PROBLEM DESCRIPTION: Copy out all of the data below with no alterations.

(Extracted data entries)
§

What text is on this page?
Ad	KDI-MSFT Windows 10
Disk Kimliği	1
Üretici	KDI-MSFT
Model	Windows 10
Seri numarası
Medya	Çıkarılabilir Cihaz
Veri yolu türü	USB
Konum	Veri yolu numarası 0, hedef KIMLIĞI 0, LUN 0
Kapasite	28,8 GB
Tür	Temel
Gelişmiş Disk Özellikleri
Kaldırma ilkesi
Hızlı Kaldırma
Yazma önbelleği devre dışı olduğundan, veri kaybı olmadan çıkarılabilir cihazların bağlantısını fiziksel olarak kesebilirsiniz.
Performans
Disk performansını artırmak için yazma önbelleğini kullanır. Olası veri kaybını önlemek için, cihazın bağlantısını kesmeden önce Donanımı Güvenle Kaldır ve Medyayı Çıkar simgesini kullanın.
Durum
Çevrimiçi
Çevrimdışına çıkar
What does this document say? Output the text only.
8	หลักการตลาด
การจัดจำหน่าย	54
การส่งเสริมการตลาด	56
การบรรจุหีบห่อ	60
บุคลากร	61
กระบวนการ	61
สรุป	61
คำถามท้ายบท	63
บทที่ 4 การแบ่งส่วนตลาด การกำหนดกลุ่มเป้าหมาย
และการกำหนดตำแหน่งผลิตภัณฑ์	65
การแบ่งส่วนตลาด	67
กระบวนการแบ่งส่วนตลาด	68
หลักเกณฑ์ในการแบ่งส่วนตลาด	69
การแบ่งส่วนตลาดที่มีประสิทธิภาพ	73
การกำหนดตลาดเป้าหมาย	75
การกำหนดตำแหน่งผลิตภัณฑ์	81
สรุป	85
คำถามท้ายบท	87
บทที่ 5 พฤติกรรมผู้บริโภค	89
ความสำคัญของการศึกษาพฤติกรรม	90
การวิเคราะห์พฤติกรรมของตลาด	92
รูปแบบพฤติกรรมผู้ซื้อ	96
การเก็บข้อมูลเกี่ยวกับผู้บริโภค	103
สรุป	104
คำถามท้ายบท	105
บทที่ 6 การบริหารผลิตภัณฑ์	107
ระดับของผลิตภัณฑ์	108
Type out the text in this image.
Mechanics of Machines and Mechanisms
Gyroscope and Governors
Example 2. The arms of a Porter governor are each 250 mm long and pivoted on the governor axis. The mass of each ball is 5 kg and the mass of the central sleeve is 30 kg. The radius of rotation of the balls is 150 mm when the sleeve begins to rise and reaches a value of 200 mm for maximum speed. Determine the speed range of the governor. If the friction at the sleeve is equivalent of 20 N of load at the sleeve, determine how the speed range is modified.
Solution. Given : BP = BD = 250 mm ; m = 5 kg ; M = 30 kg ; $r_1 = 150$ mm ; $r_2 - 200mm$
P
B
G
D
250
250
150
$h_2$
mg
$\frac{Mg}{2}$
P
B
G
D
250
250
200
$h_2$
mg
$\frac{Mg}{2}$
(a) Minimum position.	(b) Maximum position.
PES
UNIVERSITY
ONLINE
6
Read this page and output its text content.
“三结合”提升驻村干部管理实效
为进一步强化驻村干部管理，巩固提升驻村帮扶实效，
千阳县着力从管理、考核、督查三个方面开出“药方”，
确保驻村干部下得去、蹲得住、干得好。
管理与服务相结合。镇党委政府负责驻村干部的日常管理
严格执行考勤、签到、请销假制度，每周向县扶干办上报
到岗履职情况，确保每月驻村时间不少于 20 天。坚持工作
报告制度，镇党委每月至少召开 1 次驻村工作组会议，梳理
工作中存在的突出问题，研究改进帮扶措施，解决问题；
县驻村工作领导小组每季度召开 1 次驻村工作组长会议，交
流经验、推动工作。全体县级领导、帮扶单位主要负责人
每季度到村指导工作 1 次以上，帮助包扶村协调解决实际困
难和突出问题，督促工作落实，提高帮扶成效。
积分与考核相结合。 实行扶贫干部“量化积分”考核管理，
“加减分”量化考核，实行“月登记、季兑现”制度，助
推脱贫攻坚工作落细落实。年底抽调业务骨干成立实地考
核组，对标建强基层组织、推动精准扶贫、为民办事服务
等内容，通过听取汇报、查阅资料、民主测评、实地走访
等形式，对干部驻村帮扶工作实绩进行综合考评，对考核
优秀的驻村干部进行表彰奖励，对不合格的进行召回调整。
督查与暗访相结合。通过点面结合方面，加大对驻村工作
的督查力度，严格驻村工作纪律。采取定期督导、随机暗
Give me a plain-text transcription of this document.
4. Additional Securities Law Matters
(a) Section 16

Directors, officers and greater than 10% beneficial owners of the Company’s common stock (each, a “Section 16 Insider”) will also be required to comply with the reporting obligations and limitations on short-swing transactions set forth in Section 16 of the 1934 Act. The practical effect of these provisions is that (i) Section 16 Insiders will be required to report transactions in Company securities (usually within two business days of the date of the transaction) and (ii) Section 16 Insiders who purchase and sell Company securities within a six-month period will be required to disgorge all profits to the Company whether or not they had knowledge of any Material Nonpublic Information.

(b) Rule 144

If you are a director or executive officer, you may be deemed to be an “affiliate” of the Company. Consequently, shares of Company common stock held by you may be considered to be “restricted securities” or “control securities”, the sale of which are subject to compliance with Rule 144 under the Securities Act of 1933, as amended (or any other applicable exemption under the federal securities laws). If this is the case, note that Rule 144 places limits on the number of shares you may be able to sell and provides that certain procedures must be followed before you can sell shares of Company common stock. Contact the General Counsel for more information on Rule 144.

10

§

FULL OUTPUT:
What text is on this page?
Ad	KDI-MSFT Windows 10
Disk Kimliği	1
Üretici	KDI-MSFT
Model	Windows 10
Seri numarası
Medya	Çıkarılabilir Cihaz
Veri yolu türü	USB
Konum	Veri yolu numarası 0, hedef KIMLIĞI 0, LUN 0
Kapasite	28,8 GB
Tür	Temel
Gelişmiş Disk Özellikleri
Kaldırma ilkesi
Hızlı Kaldırma
Yazma önbelleği devre dışı olduğundan, veri kaybı olmadan çıkarılabilir cihazların bağlantısını fiziksel olarak kesebilirsiniz.
Performans
Disk performansını artırmak için yazma önbelleğini kullanır. Olası veri kaybını önlemek için, cihazın bağlantısını kesmeden önce Donanımı Güvenle Kaldır ve Medyayı Çıkar simgesini kullanın.
Durum
Çevrimiçi
Çevrimdışına çıkar
What does this document say? Output the text only.
8	หลักการตลาด
การจัดจำหน่าย	54
การส่งเสริมการตลาด	56
การบรรจุหีบห่อ	60
บุคลากร	61
กระบวนการ	61
สรุป	61
คำถามท้ายบท	63
บทที่ 4 การแบ่งส่วนตลาด การกำหนดกลุ่มเป้าหมาย
และการกำหนดตำแหน่งผลิตภัณฑ์	65
การแบ่งส่วนตลาด	67
กระบวนการแบ่งส่วนตลาด	68
หลักเกณฑ์ในการแบ่งส่วนตลาด	69
การแบ่งส่วนตลาดที่มีประสิทธิภาพ	73
การกำหนดตลาดเป้าหมาย	75
การกำหนดตำแหน่งผลิตภัณฑ์	81
สรุป	85
คำถามท้ายบท	87
บทที่ 5 พฤติกรรมผู้บริโภค	89
ความสำคัญของการศึกษาพฤติกรรม	90
การวิเคราะห์พฤติกรรมของตลาด	92
รูปแบบพฤติกรรมผู้ซื้อ	96
การเก็บข้อมูลเกี่ยวกับผู้บริโภค	103
สรุป	104
คำถามท้ายบท	105
บทที่ 6 การบริหารผลิตภัณฑ์	107
ระดับของผลิตภัณฑ์	108
Type out the text in this image.
Mechanics of Machines and Mechanisms
Gyroscope and Governors
Example 2. The arms of a Porter governor are each 250 mm long and pivoted on the governor axis. The mass of each ball is 5 kg and the mass of the central sleeve is 30 kg. The radius of rotation of the balls is 150 mm when the sleeve begins to rise and reaches a value of 200 mm for maximum speed. Determine the speed range of the governor. If the friction at the sleeve is equivalent of 20 N of load at the sleeve, determine how the speed range is modified.
Solution. Given : BP = BD = 250 mm ; m = 5 kg ; M = 30 kg ; $r_1 = 150$ mm ; $r_2 - 200mm$
P
B
G
D
250
250
150
$h_2$
mg
$\frac{Mg}{2}$
P
B
G
D
250
250
200
$h_2$
mg
$\frac{Mg}{2}$
(a) Minimum position.	(b) Maximum position.
PES
UNIVERSITY
ONLINE
6
Read this page and output its text content.
“三结合”提升驻村干部管理实效
为进一步强化驻村干部管理，巩固提升驻村帮扶实效，
千阳县着力从管理、考核、督查三个方面开出“药方”，
确保驻村干部下得去、蹲得住、干得好。
管理与服务相结合。镇党委政府负责驻村干部的日常管理
严格执行考勤、签到、请销假制度，每周向县扶干办上报
到岗履职情况，确保每月驻村时间不少于 20 天。坚持工作
报告制度，镇党委每月至少召开 1 次驻村工作组会议，梳理
工作中存在的突出问题，研究改进帮扶措施，解决问题；
县驻村工作领导小组每季度召开 1 次驻村工作组长会议，交
流经验、推动工作。全体县级领导、帮扶单位主要负责人
每季度到村指导工作 1 次以上，帮助包扶村协调解决实际困
难和突出问题，督促工作落实，提高帮扶成效。
积分与考核相结合。 实行扶贫干部“量化积分”考核管理，
“加减分”量化考核，实行“月登记、季兑现”制度，助
推脱贫攻坚工作落细落实。年底抽调业务骨干成立实地考
核组，对标建强基层组织、推动精准扶贫、为民办事服务
等内容，通过听取汇报、查阅资料、民主测评、实地走访
等形式，对干部驻村帮扶工作实绩进行综合考评，对考核
优秀的驻村干部进行表彰奖励，对不合格的进行召回调整。
督查与暗访相结合。通过点面结合方面，加大对驻村工作
的督查力度，严格驻村工作纪律。采取定期督导、随机暗
Give me a plain-text transcription of this document.
4. Additional Securities Law Matters
(a) Section 16

Directors, officers and greater than 10% beneficial owners of the Company’s common stock (each, a “Section 16 Insider”) will also be required to comply with the reporting obligations and limitations on short-swing transactions set forth in Section 16 of the 1934 Act. The practical effect of these provisions is that (i) Section 16 Insiders will be required to report transactions in Company securities (usually within two business days of the date of the transaction) and (ii) Section 16 Insiders who purchase and sell Company securities within a six-month period will be required to disgorge all profits to the Company whether or not they had knowledge of any Material Nonpublic Information.

(b) Rule 144

If you are a director or executive officer, you may be deemed to be an “affiliate” of the Company. Consequently, shares of Company common stock held by you may be considered to be “restricted securities” or “control securities”, the sale of which are subject to compliance with Rule 144 under the Securities Act of 1933, as amended (or any other applicable exemption under the federal securities laws). If this is the case, note that Rule 144 places limits on the number of shares you may be able to sell and provides that certain procedures must be followed before you can sell shares of Company common stock. Contact the General Counsel for more information on Rule 144.

10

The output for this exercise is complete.